Zu lesender Text
● ● ●

© JUNGE FREIHEIT Verlag GmbH & Co.  www.jungefreiheit.de  39/14 / 19. September 2014

Das Ideal der Ritter
Ausstellung: „Kaiser Maximilian I. und das höfische Turnier“ in Mannheim
Hans-Georg Meier-Stein

Der neu entflammten Begeisterung für das Mittelalter kommen zwei sehr interessante Sonderausstellungen zum Thema „Ritterliche Turniere“ entgegen, die derzeit in Mannheim und Schaffhausen/Schweiz zu sehen sind. Sie geben einen guten Eindruck in die Geschichte und Natur der Kampfspiele in der Zeit des späten Mittelalters und der Renaissance und leisten damit einen wichtigen Beitrag zum tieferen Verständnis der adeligen Kultur in dem geschichtlich reichen, weil wirtschaftlich sehr früh erschlossenen Lebensraum am Oberrhein, wo das Turnierwesen seine Blütezeit erlebte.

● ● ●

Extrahierte Daten
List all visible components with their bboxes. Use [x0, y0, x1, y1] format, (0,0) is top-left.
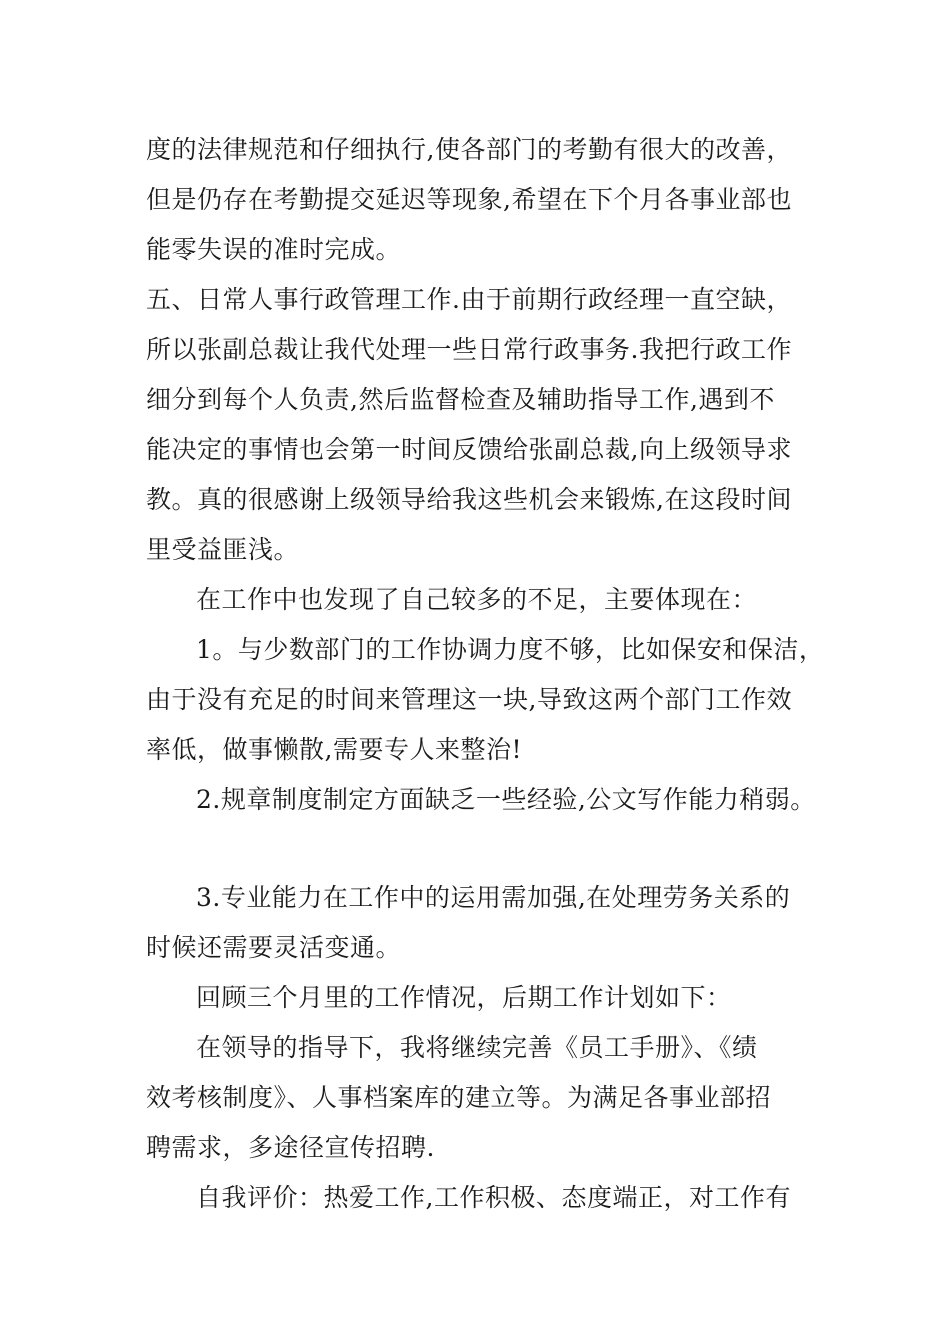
- list-item-line: 1。与少数部门的工作协调力度不够，比如保安和保洁，: [196, 635, 825, 664]
- paragraph-start-line: 在领导的指导下，我将继续完善《员工手册》、《绩: [196, 1033, 758, 1062]
- text-line: 能零失误的准时完成。: [146, 235, 402, 264]
- text-line: 聘需求，多途径宣传招聘.: [146, 1133, 435, 1162]
- section-heading-line: 五、日常人事行政管理工作.由于前期行政经理一直空缺，: [146, 285, 792, 314]
- text-line: 能决定的事情也会第一时间反馈给张副总裁,向上级领导求: [146, 435, 792, 464]
- text-line: 教。真的很感谢上级领导给我这些机会来锻炼,在这段时间: [146, 485, 792, 514]
- paragraph-start-line: 回顾三个月里的工作情况，后期工作计划如下：: [196, 983, 732, 1012]
- paragraph-start-line: 自我评价：热爱工作,工作积极、态度端正，对工作有: [196, 1183, 791, 1212]
- text-line: 里受益匪浅。: [146, 535, 300, 564]
- text-line: 率低，做事懒散,需要专人来整治!: [146, 735, 522, 764]
- text-line: 细分到每个人负责,然后监督检查及辅助指导工作,遇到不: [146, 385, 775, 414]
- text-line: 效考核制度》、人事档案库的建立等。为满足各事业部招: [146, 1083, 772, 1112]
- text-line: 由于没有充足的时间来管理这一块,导致这两个部门工作效: [146, 685, 792, 714]
- text-line: 度的法律规范和仔细执行,使各部门的考勤有很大的改善，: [146, 135, 792, 164]
- text-line: 但是仍存在考勤提交延迟等现象,希望在下个月各事业部也: [146, 185, 792, 214]
- list-item-line: 3.专业能力在工作中的运用需加强,在处理劳务关系的: [196, 883, 791, 912]
- list-item-line: 2.规章制度制定方面缺乏一些经验,公文写作能力稍弱。: [196, 785, 816, 814]
- paragraph-start-line: 在工作中也发现了自己较多的不足，主要体现在：: [196, 585, 758, 614]
- text-line: 所以张副总裁让我代处理一些日常行政事务.我把行政工作: [146, 335, 792, 364]
- text-line: 时候还需要灵活变通。: [146, 933, 402, 962]
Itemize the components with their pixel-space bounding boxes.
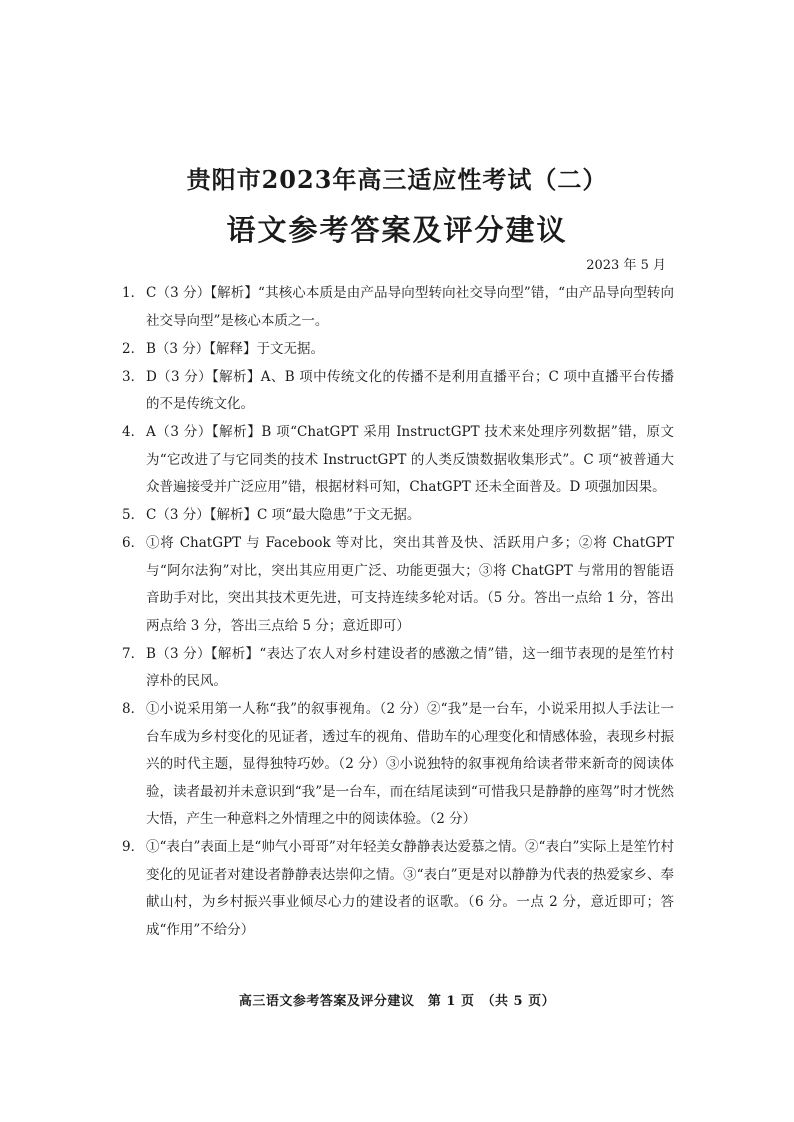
answer-number: 6． (122, 535, 145, 551)
answer-number: 7． (122, 645, 145, 662)
answer-text: C（3 分）【解析】“其核心本质是由产品导向型转向社交导向型”错，“由产品导向型转向社交导向型”是核心本质之一。 (146, 285, 674, 329)
answer-text: A（3 分）【解析】B 项“ChatGPT 采用 InstructGPT 技术来处理序列数据”错，原文为“它改进了与它同类的技术 InstructGPT 的人类反馈数据收集形式”。C 项“被普通大众普遍接受并广泛应用”错，根据材料可知，ChatGPT 还未全面普及。D 项强加因果。 (146, 424, 674, 495)
answer-text: B（3 分）【解析】“表达了农人对乡村建设者的感激之情”错，这一细节表现的是笙竹村淳朴的民风。 (146, 645, 674, 689)
answer-number: 2． (122, 340, 145, 357)
answer-text: B（3 分）【解释】于文无据。 (146, 340, 325, 357)
answer-number: 5． (122, 507, 145, 523)
answer-number: 4． (122, 424, 145, 440)
answer-list (122, 280, 674, 945)
answer-text: ①“表白”表面上是“帅气小哥哥”对年轻美女静静表达爱慕之情。②“表白”实际上是笙竹村变化的见证者对建设者静静表达崇仰之情。③“表白”更是对以静静为代表的热爱家乡、奉献山村，为乡村振兴事业倾尽心力的建设者的讴歌。（6 分。一点 2 分，意近即可；答成“作用”不给分） (146, 839, 674, 938)
page-footer: 高三语文参考答案及评分建议 第 1 页 （共 5 页） (238, 994, 556, 1009)
answer-item-1 (122, 280, 674, 335)
answer-item-4 (122, 419, 674, 502)
answer-number: 1． (122, 285, 145, 301)
page-title: 贵阳市2023年高三适应性考试（二） (186, 165, 608, 194)
answer-text: ①将 ChatGPT 与 Facebook 等对比，突出其普及快、活跃用户多；②将 ChatGPT 与“阿尔法狗”对比，突出其应用更广泛、功能更强大；③将 ChatGPT 与常用的智能语音助手对比，突出其技术更先进，可支持连续多轮对话。（5 分。答出一点给 1 分，答出两点给 3 分，答出三点给 5 分；意近即可） (146, 535, 674, 634)
answer-text: D（3 分）【解析】A、B 项中传统文化的传播不是利用直播平台；C 项中直播平台传播的不是传统文化。 (146, 368, 674, 412)
answer-number: 9． (122, 839, 145, 855)
answer-text: ①小说采用第一人称“我”的叙事视角。（2 分）②“我”是一台车，小说采用拟人手法让一台车成为乡村变化的见证者，透过车的视角、借助车的心理变化和情感体验，表现乡村振兴的时代主题，显得独特巧妙。（2 分）③小说独特的叙事视角给读者带来新奇的阅读体验，读者最初并未意识到“我”是一台车，而在结尾读到“可惜我只是静静的座驾”时才恍然大悟，产生一种意料之外情理之中的阅读体验。（2 分） (146, 701, 674, 827)
answer-text: C（3 分）【解析】C 项“最大隐患”于文无据。 (146, 507, 421, 523)
answer-item-7 (122, 641, 674, 696)
answer-item-3 (122, 364, 674, 419)
answer-number: 8． (122, 701, 145, 717)
answer-item-2 (122, 336, 674, 364)
document-date: 2023 年 5 月 (586, 258, 666, 273)
answer-item-5 (122, 502, 674, 530)
answer-item-6 (122, 530, 674, 640)
answer-item-9 (122, 834, 674, 944)
answer-item-8 (122, 696, 674, 834)
page-subtitle: 语文参考答案及评分建议 (226, 213, 568, 247)
answer-number: 3． (122, 368, 145, 385)
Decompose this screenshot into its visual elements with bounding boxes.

● ● ●

Auszuführende Aufgaben
a) Nennen Sie sämtliche Namen von Städten, Ländern und Regionen, die der Artikel zur Turnierausstellung erwähnt.
b) Geben Sie aus dem Artikel zur Turnierausstellung den Abschnitt wörtlich wieder, der mit „Der neu entflammten“ beginnt und mit „seine Blütezeit erlebte.“ endet.

Antworten je Aufgabe
a) Mannheim, Schaffhausen, Schweiz, Oberrhein

b)
Der neu entflammten Begeisterung für das Mittelalter kommen zwei sehr interessante Sonderausstellungen zum Thema „Ritterliche Turniere“ entgegen, die derzeit in Mannheim und Schaffhausen/Schweiz zu sehen sind. Sie geben einen guten Eindruck in die Geschichte und Natur der Kampfspiele in der Zeit des späten Mittelalters und der Renaissance und leisten damit einen wichtigen Beitrag zum tieferen Verständnis der adeligen Kultur in dem geschichtlich reichen, weil wirtschaftlich sehr früh erschlossenen Lebensraum am Oberrhein, wo das Turnierwesen seine Blütezeit erlebte.